--- Start of Given information ---

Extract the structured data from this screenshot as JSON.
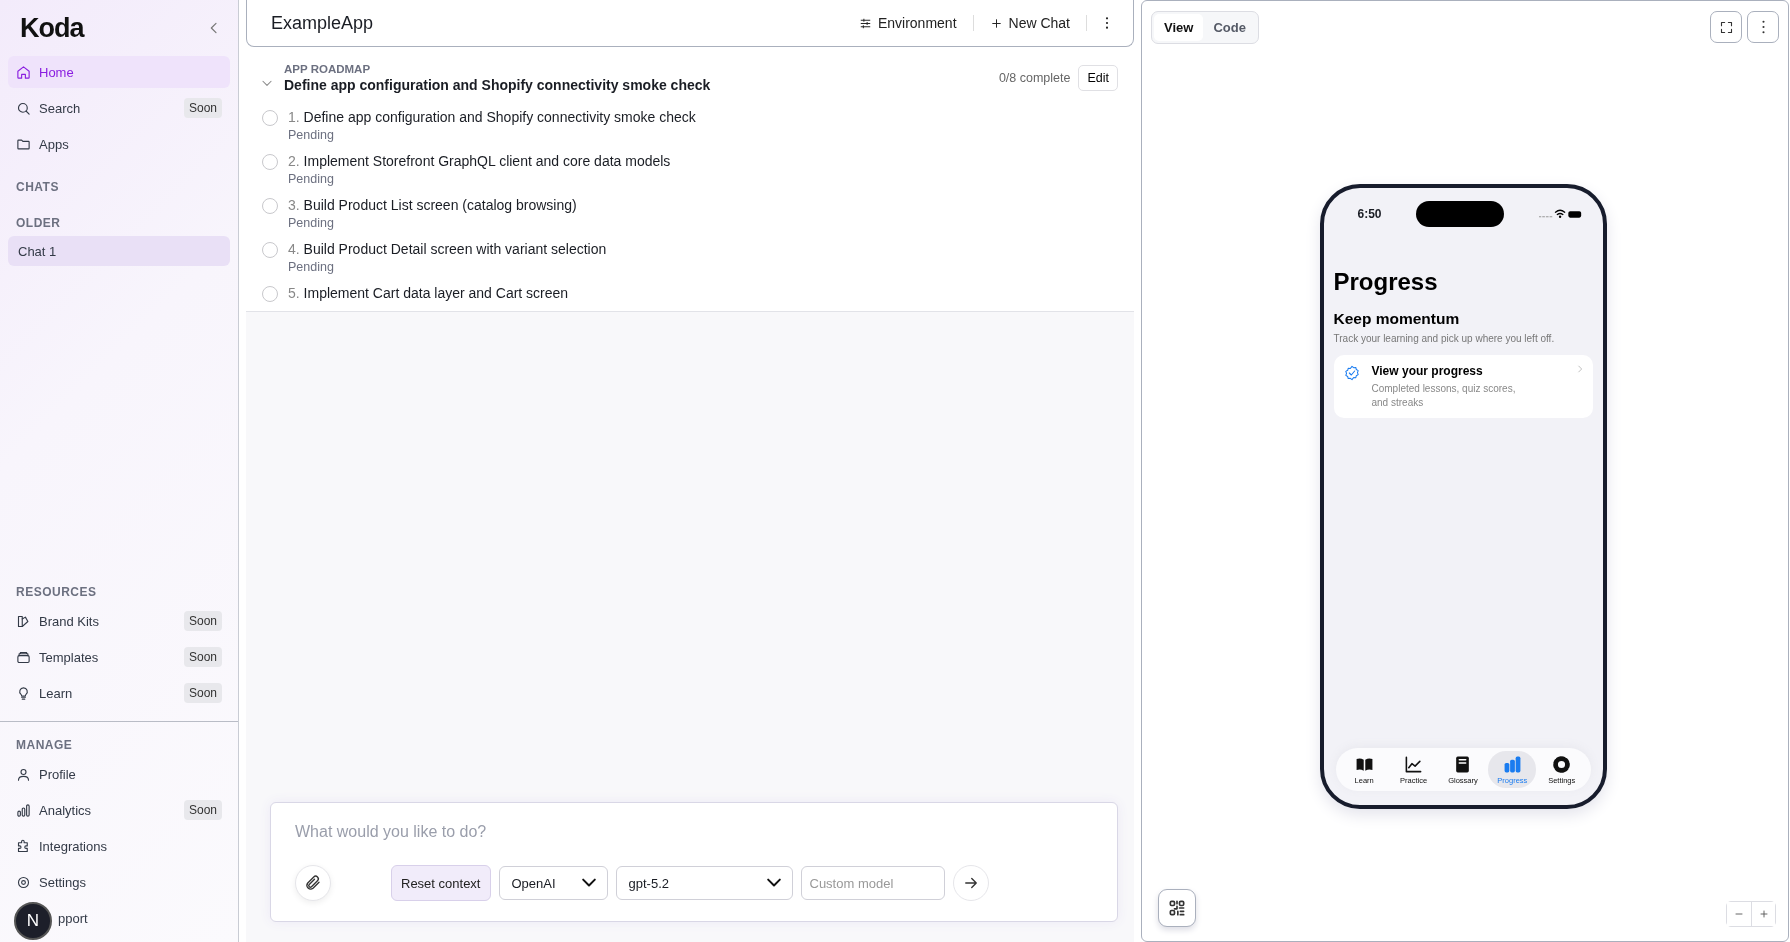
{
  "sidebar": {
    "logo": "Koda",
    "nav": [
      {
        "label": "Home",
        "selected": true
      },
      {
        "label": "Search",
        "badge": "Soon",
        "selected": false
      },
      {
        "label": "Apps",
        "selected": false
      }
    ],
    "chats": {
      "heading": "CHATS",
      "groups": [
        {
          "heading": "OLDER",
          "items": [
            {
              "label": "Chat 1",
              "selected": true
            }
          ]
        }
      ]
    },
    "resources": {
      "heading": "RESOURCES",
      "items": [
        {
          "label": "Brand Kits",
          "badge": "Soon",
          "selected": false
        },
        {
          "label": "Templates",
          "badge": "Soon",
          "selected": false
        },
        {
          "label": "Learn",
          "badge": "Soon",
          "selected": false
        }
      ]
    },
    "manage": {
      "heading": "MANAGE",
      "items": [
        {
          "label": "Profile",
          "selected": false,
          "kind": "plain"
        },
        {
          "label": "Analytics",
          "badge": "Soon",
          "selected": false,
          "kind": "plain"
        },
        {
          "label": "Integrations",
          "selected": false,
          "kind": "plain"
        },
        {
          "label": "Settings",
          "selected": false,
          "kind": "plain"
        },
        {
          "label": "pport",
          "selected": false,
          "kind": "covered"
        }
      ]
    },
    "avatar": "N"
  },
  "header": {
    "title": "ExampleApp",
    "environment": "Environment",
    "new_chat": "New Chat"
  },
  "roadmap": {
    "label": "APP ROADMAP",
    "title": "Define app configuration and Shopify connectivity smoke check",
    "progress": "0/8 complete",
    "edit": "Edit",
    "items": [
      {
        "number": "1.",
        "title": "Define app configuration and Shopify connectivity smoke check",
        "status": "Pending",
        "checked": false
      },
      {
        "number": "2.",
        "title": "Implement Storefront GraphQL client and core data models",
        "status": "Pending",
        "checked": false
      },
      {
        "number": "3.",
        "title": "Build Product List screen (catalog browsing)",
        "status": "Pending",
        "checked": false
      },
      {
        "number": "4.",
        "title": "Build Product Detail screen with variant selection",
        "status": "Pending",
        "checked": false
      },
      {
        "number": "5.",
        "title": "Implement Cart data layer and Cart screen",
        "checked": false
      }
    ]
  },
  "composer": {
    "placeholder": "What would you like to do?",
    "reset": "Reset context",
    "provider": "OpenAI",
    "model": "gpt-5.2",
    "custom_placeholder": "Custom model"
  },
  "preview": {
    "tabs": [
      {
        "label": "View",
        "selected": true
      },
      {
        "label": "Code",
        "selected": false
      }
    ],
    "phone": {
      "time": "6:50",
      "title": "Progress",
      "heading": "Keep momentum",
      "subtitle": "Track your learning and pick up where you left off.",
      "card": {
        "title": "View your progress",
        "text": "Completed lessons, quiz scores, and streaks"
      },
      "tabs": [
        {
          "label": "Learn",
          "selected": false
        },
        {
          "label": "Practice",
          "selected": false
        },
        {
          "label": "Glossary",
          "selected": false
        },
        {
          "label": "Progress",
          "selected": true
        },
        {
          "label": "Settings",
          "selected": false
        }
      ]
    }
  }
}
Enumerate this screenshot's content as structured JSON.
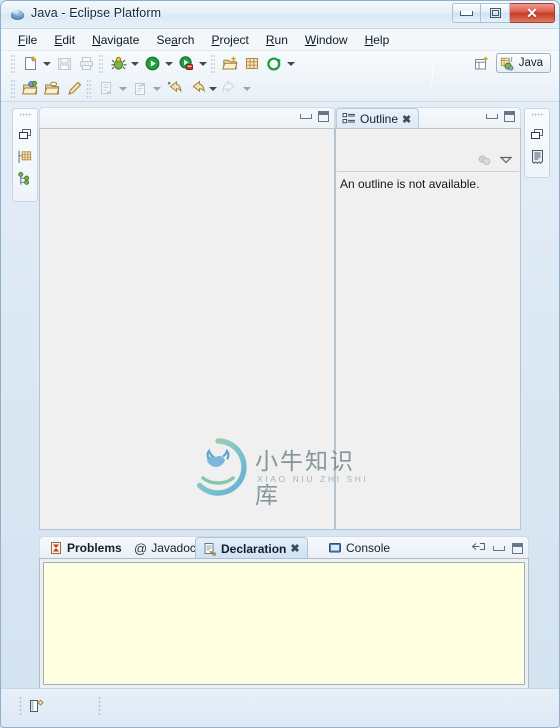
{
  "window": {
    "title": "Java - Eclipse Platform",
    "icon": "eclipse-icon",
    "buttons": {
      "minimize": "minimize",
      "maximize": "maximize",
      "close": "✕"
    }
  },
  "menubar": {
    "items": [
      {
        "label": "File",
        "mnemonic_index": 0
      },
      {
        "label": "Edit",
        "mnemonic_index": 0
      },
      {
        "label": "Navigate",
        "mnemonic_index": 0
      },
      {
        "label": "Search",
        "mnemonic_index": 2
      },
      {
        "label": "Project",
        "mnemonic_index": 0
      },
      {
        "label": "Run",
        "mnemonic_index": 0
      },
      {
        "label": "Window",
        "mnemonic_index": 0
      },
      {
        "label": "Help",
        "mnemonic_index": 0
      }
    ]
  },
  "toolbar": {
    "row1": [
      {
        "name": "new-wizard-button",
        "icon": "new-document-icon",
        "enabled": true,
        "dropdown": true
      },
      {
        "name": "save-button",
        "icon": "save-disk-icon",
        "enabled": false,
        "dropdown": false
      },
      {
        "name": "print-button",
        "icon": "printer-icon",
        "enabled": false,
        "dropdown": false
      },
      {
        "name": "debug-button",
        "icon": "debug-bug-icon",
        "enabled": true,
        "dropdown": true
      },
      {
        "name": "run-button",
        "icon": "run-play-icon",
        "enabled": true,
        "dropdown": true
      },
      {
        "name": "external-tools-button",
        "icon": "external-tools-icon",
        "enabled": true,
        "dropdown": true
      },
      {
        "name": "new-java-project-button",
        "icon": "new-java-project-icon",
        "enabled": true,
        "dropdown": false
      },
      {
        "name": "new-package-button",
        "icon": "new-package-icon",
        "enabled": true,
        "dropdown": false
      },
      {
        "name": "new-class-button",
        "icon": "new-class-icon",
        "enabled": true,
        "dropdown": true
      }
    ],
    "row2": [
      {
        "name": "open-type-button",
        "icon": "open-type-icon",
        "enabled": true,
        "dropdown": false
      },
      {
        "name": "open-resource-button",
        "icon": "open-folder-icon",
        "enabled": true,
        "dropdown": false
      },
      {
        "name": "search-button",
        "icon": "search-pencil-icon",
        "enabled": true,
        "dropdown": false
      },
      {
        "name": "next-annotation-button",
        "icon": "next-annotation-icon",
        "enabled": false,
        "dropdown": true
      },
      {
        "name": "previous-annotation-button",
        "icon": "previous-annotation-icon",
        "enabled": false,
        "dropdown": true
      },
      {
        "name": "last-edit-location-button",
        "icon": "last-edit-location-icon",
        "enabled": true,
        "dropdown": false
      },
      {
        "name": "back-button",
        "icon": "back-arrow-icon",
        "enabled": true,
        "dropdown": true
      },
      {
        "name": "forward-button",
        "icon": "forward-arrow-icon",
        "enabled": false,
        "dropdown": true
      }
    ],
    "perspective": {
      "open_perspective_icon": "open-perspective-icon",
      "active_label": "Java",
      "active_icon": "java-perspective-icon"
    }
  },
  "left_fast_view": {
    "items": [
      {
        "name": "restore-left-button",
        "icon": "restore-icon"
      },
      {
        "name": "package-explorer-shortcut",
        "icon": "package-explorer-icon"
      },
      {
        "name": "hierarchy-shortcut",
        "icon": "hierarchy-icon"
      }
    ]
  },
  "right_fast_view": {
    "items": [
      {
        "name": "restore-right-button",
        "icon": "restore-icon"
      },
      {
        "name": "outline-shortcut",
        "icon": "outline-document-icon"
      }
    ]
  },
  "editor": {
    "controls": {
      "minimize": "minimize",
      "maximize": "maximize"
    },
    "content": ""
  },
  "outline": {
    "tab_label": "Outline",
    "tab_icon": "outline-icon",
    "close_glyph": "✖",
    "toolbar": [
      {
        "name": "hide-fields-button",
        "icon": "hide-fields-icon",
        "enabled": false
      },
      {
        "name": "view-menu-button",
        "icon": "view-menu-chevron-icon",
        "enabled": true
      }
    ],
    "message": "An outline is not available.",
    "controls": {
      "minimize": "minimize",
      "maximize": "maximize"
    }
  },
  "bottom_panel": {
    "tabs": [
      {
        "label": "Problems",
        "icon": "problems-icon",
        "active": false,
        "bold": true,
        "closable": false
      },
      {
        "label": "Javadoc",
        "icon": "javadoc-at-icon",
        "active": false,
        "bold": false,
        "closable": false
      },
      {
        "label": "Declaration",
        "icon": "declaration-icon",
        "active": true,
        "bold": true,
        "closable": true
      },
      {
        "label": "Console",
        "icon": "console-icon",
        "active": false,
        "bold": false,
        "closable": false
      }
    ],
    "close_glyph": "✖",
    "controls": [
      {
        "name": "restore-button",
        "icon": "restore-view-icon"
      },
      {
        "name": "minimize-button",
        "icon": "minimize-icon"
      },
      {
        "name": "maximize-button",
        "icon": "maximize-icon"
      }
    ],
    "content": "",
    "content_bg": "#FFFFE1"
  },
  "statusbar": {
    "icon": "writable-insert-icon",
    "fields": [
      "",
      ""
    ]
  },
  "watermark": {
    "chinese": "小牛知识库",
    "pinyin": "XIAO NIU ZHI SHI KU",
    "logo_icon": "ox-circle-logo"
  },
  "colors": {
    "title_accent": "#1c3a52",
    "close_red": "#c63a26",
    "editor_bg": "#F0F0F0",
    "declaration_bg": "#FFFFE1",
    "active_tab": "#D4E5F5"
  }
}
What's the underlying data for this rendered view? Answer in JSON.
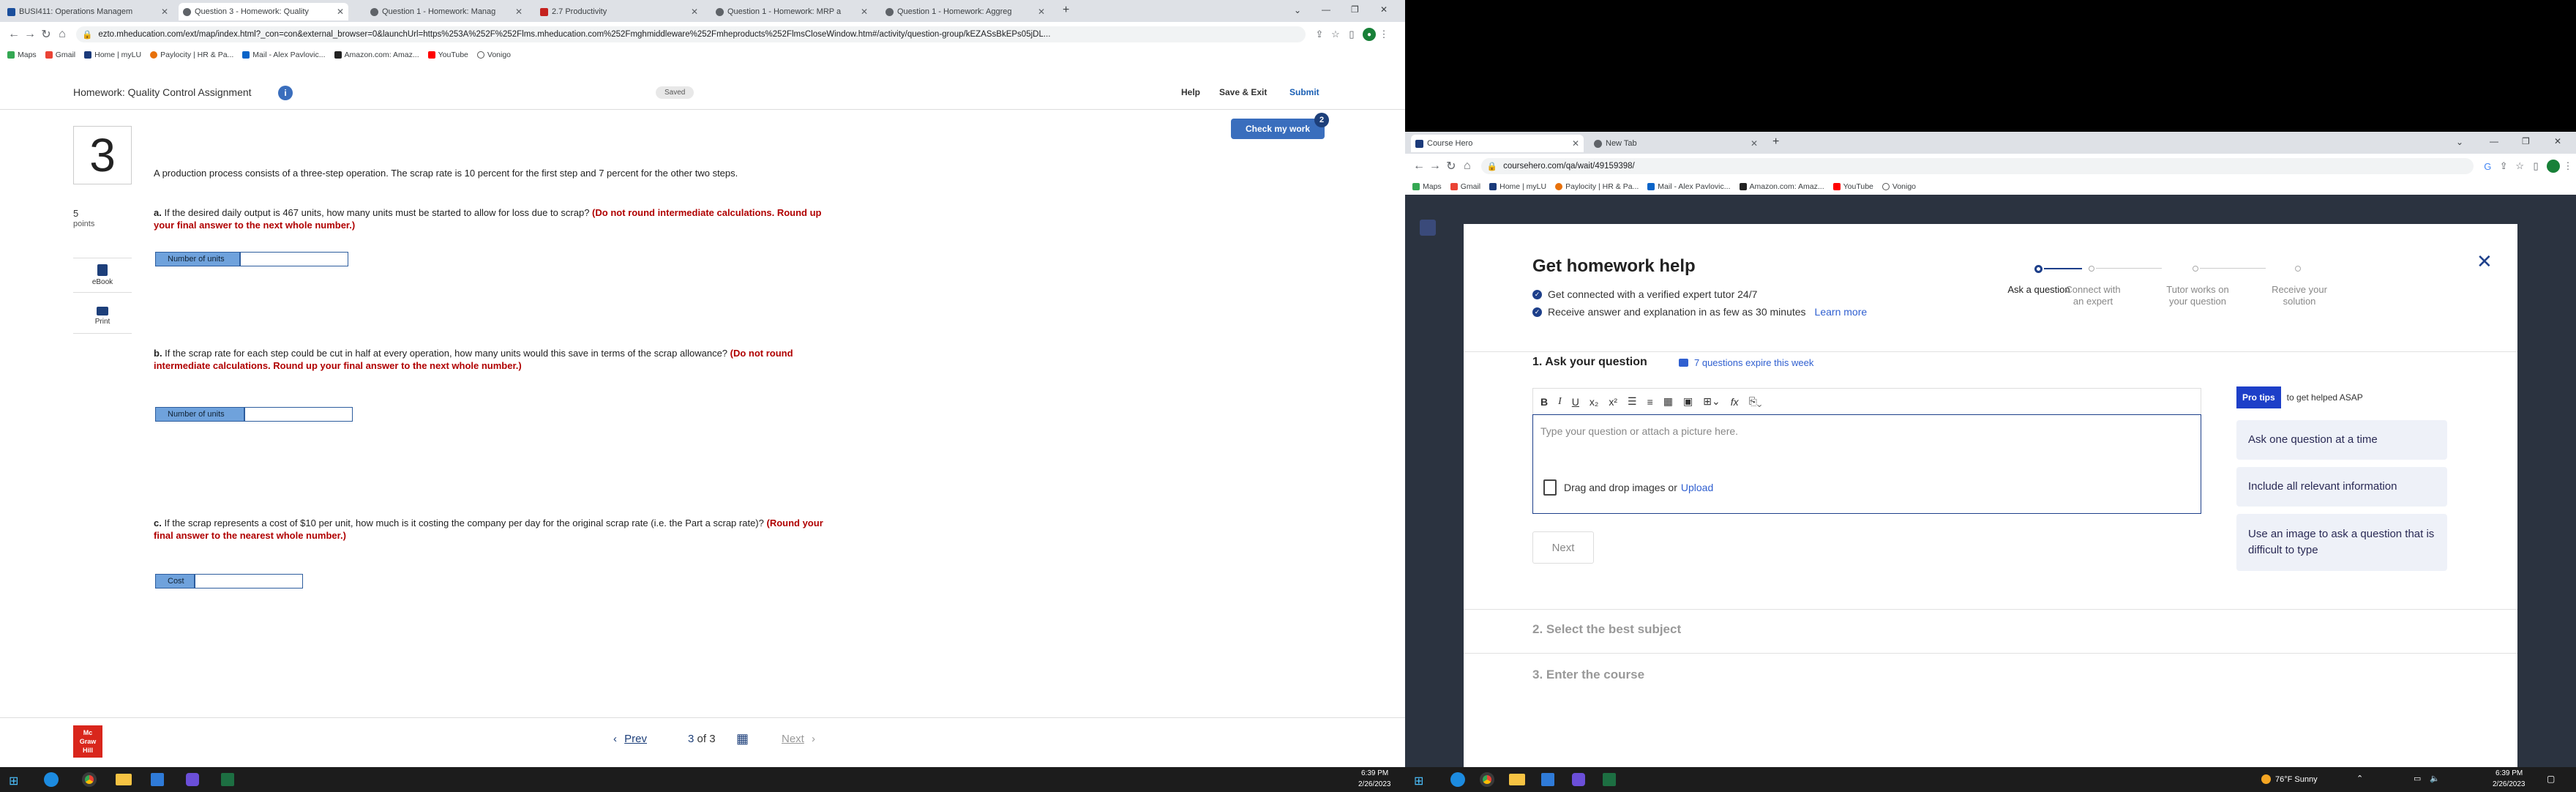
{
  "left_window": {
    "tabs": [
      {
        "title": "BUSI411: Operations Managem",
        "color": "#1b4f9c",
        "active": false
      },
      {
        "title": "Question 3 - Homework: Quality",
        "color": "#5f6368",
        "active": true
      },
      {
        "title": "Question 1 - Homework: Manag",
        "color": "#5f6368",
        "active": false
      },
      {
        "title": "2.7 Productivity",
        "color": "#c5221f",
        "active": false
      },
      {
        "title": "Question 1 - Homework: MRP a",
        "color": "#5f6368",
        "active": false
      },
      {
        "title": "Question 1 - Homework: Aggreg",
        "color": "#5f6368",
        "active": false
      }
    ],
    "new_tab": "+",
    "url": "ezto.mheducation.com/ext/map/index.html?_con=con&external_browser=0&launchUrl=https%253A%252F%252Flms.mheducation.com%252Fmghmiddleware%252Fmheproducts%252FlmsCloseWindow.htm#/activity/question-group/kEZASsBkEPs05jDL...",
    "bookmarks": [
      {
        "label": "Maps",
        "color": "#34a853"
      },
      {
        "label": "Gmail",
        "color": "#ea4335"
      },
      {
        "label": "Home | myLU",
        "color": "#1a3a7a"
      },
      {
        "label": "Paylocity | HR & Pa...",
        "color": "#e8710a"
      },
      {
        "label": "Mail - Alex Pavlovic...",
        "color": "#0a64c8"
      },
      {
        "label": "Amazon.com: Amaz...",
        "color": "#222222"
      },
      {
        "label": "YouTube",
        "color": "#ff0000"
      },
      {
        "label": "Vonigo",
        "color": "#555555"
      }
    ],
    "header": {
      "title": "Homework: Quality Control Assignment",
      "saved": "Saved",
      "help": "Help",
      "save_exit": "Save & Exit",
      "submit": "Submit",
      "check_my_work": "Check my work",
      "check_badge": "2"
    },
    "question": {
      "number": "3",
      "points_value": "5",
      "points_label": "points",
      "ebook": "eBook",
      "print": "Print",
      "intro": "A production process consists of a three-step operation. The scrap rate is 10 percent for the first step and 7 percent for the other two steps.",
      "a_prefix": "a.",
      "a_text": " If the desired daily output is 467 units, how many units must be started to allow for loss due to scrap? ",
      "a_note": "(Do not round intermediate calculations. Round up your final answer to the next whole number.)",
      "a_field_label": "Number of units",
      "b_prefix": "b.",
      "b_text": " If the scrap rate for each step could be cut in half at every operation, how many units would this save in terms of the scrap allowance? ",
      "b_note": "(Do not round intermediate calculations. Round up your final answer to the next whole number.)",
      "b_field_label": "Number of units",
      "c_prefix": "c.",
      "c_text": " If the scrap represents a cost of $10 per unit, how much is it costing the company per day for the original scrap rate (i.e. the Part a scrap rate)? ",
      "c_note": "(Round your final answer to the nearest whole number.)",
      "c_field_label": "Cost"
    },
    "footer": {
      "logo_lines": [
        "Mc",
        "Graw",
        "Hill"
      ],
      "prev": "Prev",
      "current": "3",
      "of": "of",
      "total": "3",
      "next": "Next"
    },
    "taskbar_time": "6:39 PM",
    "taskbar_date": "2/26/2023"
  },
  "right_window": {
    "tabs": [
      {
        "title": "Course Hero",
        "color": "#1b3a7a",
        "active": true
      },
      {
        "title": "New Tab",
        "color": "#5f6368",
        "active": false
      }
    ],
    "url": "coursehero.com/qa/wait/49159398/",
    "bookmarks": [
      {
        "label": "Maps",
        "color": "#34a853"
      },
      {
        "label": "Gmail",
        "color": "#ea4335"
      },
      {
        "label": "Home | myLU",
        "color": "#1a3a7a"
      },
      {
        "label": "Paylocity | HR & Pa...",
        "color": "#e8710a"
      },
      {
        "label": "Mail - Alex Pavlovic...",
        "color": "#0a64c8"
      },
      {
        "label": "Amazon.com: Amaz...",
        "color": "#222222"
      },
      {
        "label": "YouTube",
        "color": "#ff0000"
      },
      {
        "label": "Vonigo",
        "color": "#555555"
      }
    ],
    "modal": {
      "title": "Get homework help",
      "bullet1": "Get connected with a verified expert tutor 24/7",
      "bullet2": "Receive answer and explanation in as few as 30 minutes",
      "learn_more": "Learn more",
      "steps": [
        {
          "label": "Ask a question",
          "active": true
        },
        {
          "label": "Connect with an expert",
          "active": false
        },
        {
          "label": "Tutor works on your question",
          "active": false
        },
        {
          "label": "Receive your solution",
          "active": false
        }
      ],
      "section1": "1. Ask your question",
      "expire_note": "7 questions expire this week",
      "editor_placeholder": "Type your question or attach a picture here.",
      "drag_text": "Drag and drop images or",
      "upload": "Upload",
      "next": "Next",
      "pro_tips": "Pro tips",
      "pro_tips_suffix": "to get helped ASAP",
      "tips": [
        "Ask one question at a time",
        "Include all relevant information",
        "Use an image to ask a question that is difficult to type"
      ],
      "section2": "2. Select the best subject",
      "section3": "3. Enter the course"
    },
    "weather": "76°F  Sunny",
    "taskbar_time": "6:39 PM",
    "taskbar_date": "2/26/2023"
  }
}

--- End of Given information ---

▸ **Given exercise**: Your answer should be a single number: how many lines in the data above include "forward"?

▸ **Result of the exercise**: 2